*** PROVIDED DATA ***
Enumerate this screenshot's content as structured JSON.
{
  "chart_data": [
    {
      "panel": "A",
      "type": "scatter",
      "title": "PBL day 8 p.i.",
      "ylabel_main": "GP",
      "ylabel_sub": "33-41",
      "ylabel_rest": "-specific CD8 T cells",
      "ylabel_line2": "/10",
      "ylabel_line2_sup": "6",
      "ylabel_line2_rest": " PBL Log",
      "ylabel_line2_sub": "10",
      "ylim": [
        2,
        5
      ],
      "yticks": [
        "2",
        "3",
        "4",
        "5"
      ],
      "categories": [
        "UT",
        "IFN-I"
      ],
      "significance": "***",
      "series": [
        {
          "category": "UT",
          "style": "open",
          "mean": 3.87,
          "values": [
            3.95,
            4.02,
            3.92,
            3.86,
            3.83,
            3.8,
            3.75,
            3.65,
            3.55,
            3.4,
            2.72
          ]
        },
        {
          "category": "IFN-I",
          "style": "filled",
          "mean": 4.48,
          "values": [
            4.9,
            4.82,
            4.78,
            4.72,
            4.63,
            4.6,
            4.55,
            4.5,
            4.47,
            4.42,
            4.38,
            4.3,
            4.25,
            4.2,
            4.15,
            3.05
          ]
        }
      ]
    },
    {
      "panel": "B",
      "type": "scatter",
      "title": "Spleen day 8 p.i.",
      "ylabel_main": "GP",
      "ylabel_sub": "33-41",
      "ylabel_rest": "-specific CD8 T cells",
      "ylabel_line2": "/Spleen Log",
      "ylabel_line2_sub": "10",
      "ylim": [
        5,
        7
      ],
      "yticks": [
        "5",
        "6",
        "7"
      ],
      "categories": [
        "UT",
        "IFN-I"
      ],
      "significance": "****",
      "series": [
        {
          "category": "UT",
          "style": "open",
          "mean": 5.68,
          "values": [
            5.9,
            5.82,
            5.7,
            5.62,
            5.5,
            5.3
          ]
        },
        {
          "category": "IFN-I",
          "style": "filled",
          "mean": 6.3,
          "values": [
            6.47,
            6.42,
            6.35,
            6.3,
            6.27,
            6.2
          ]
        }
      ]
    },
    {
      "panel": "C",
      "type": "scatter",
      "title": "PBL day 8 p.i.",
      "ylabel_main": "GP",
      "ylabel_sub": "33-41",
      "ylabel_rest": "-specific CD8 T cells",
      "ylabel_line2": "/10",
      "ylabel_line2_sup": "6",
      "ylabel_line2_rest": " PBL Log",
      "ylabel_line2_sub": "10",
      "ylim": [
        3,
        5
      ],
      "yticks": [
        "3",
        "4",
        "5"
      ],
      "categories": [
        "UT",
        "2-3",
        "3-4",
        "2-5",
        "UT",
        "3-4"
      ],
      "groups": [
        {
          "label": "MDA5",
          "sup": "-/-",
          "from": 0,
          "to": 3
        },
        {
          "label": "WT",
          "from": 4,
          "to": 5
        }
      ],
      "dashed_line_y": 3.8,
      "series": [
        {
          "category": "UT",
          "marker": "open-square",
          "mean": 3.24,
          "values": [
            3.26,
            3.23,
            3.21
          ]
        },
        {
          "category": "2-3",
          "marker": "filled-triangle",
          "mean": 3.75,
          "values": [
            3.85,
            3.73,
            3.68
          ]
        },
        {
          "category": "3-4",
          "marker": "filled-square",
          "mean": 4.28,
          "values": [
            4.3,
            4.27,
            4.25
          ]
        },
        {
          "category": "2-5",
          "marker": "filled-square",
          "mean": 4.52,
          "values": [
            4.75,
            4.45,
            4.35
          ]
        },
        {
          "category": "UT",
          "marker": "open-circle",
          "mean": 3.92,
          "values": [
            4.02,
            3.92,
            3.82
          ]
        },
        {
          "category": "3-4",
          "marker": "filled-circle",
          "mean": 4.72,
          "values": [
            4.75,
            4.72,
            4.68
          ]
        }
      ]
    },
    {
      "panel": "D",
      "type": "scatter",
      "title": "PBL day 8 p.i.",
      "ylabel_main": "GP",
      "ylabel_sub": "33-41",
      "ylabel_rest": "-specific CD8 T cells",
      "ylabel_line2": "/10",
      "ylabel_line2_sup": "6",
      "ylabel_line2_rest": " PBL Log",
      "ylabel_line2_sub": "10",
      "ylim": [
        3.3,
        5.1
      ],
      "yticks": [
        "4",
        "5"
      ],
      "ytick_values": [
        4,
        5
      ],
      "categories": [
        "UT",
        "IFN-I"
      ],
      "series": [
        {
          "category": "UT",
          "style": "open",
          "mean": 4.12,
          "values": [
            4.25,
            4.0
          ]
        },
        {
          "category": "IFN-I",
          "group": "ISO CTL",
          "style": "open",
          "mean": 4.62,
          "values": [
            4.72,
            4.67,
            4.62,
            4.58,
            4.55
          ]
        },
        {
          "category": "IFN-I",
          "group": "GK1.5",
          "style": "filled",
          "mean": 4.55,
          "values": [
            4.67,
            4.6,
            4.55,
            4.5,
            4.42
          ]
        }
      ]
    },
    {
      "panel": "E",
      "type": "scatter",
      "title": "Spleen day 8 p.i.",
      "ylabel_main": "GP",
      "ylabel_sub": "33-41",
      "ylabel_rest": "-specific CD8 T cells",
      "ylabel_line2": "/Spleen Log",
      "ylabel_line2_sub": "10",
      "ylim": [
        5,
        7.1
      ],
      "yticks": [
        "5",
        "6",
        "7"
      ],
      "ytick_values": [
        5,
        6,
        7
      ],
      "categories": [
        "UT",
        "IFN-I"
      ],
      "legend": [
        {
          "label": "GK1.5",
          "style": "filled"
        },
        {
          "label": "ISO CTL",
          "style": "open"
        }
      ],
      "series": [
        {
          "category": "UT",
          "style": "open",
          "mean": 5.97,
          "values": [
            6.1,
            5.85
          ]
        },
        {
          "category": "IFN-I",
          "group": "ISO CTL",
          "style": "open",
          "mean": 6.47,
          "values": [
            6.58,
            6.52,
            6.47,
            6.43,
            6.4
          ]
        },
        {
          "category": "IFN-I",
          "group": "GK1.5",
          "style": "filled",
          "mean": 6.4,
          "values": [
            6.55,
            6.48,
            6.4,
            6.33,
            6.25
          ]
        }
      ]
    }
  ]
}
*** End of PROVIDED DATA ***
* **REQUIRED ACTION**: Start to finish, restate the records above word for word.

* **TASK RESULT**:
Enumerate this screenshot's content as structured JSON.
{
  "chart_data": [
    {
      "panel": "A",
      "type": "scatter",
      "title": "PBL day 8 p.i.",
      "ylabel_main": "GP",
      "ylabel_sub": "33-41",
      "ylabel_rest": "-specific CD8 T cells",
      "ylabel_line2": "/10",
      "ylabel_line2_sup": "6",
      "ylabel_line2_rest": " PBL Log",
      "ylabel_line2_sub": "10",
      "ylim": [
        2,
        5
      ],
      "yticks": [
        "2",
        "3",
        "4",
        "5"
      ],
      "categories": [
        "UT",
        "IFN-I"
      ],
      "significance": "***",
      "series": [
        {
          "category": "UT",
          "style": "open",
          "mean": 3.87,
          "values": [
            3.95,
            4.02,
            3.92,
            3.86,
            3.83,
            3.8,
            3.75,
            3.65,
            3.55,
            3.4,
            2.72
          ]
        },
        {
          "category": "IFN-I",
          "style": "filled",
          "mean": 4.48,
          "values": [
            4.9,
            4.82,
            4.78,
            4.72,
            4.63,
            4.6,
            4.55,
            4.5,
            4.47,
            4.42,
            4.38,
            4.3,
            4.25,
            4.2,
            4.15,
            3.05
          ]
        }
      ]
    },
    {
      "panel": "B",
      "type": "scatter",
      "title": "Spleen day 8 p.i.",
      "ylabel_main": "GP",
      "ylabel_sub": "33-41",
      "ylabel_rest": "-specific CD8 T cells",
      "ylabel_line2": "/Spleen Log",
      "ylabel_line2_sub": "10",
      "ylim": [
        5,
        7
      ],
      "yticks": [
        "5",
        "6",
        "7"
      ],
      "categories": [
        "UT",
        "IFN-I"
      ],
      "significance": "****",
      "series": [
        {
          "category": "UT",
          "style": "open",
          "mean": 5.68,
          "values": [
            5.9,
            5.82,
            5.7,
            5.62,
            5.5,
            5.3
          ]
        },
        {
          "category": "IFN-I",
          "style": "filled",
          "mean": 6.3,
          "values": [
            6.47,
            6.42,
            6.35,
            6.3,
            6.27,
            6.2
          ]
        }
      ]
    },
    {
      "panel": "C",
      "type": "scatter",
      "title": "PBL day 8 p.i.",
      "ylabel_main": "GP",
      "ylabel_sub": "33-41",
      "ylabel_rest": "-specific CD8 T cells",
      "ylabel_line2": "/10",
      "ylabel_line2_sup": "6",
      "ylabel_line2_rest": " PBL Log",
      "ylabel_line2_sub": "10",
      "ylim": [
        3,
        5
      ],
      "yticks": [
        "3",
        "4",
        "5"
      ],
      "categories": [
        "UT",
        "2-3",
        "3-4",
        "2-5",
        "UT",
        "3-4"
      ],
      "groups": [
        {
          "label": "MDA5",
          "sup": "-/-",
          "from": 0,
          "to": 3
        },
        {
          "label": "WT",
          "from": 4,
          "to": 5
        }
      ],
      "dashed_line_y": 3.8,
      "series": [
        {
          "category": "UT",
          "marker": "open-square",
          "mean": 3.24,
          "values": [
            3.26,
            3.23,
            3.21
          ]
        },
        {
          "category": "2-3",
          "marker": "filled-triangle",
          "mean": 3.75,
          "values": [
            3.85,
            3.73,
            3.68
          ]
        },
        {
          "category": "3-4",
          "marker": "filled-square",
          "mean": 4.28,
          "values": [
            4.3,
            4.27,
            4.25
          ]
        },
        {
          "category": "2-5",
          "marker": "filled-square",
          "mean": 4.52,
          "values": [
            4.75,
            4.45,
            4.35
          ]
        },
        {
          "category": "UT",
          "marker": "open-circle",
          "mean": 3.92,
          "values": [
            4.02,
            3.92,
            3.82
          ]
        },
        {
          "category": "3-4",
          "marker": "filled-circle",
          "mean": 4.72,
          "values": [
            4.75,
            4.72,
            4.68
          ]
        }
      ]
    },
    {
      "panel": "D",
      "type": "scatter",
      "title": "PBL day 8 p.i.",
      "ylabel_main": "GP",
      "ylabel_sub": "33-41",
      "ylabel_rest": "-specific CD8 T cells",
      "ylabel_line2": "/10",
      "ylabel_line2_sup": "6",
      "ylabel_line2_rest": " PBL Log",
      "ylabel_line2_sub": "10",
      "ylim": [
        3.3,
        5.1
      ],
      "yticks": [
        "4",
        "5"
      ],
      "ytick_values": [
        4,
        5
      ],
      "categories": [
        "UT",
        "IFN-I"
      ],
      "series": [
        {
          "category": "UT",
          "style": "open",
          "mean": 4.12,
          "values": [
            4.25,
            4.0
          ]
        },
        {
          "category": "IFN-I",
          "group": "ISO CTL",
          "style": "open",
          "mean": 4.62,
          "values": [
            4.72,
            4.67,
            4.62,
            4.58,
            4.55
          ]
        },
        {
          "category": "IFN-I",
          "group": "GK1.5",
          "style": "filled",
          "mean": 4.55,
          "values": [
            4.67,
            4.6,
            4.55,
            4.5,
            4.42
          ]
        }
      ]
    },
    {
      "panel": "E",
      "type": "scatter",
      "title": "Spleen day 8 p.i.",
      "ylabel_main": "GP",
      "ylabel_sub": "33-41",
      "ylabel_rest": "-specific CD8 T cells",
      "ylabel_line2": "/Spleen Log",
      "ylabel_line2_sub": "10",
      "ylim": [
        5,
        7.1
      ],
      "yticks": [
        "5",
        "6",
        "7"
      ],
      "ytick_values": [
        5,
        6,
        7
      ],
      "categories": [
        "UT",
        "IFN-I"
      ],
      "legend": [
        {
          "label": "GK1.5",
          "style": "filled"
        },
        {
          "label": "ISO CTL",
          "style": "open"
        }
      ],
      "series": [
        {
          "category": "UT",
          "style": "open",
          "mean": 5.97,
          "values": [
            6.1,
            5.85
          ]
        },
        {
          "category": "IFN-I",
          "group": "ISO CTL",
          "style": "open",
          "mean": 6.47,
          "values": [
            6.58,
            6.52,
            6.47,
            6.43,
            6.4
          ]
        },
        {
          "category": "IFN-I",
          "group": "GK1.5",
          "style": "filled",
          "mean": 6.4,
          "values": [
            6.55,
            6.48,
            6.4,
            6.33,
            6.25
          ]
        }
      ]
    }
  ]
}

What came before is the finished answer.